### [Brief]
Identify each line holding the string "welcome" and copy it.

---- Material for this exercise

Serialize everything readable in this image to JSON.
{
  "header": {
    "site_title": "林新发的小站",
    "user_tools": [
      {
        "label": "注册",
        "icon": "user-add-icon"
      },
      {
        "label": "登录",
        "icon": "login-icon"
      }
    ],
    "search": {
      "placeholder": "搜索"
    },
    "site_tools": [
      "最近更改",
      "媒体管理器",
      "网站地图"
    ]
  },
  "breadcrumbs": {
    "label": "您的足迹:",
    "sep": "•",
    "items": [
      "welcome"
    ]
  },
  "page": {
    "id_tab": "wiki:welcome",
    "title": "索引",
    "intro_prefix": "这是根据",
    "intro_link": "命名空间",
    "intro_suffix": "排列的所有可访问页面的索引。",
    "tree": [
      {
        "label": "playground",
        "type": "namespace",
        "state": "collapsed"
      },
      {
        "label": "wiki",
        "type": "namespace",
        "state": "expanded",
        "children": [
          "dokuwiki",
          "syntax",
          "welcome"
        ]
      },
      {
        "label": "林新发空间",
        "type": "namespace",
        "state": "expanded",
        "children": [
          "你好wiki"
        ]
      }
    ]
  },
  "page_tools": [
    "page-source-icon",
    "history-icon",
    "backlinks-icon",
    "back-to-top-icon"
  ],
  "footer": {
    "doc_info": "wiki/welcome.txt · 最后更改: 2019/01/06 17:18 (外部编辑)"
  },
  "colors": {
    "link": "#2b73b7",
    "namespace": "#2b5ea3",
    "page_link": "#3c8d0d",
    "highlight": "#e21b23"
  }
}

--------

### [The answer]
      "welcome"
    "id_tab": "wiki:welcome",
          "welcome"
    "doc_info": "wiki/welcome.txt · 最后更改: 2019/01/06 17:18 (外部编辑)"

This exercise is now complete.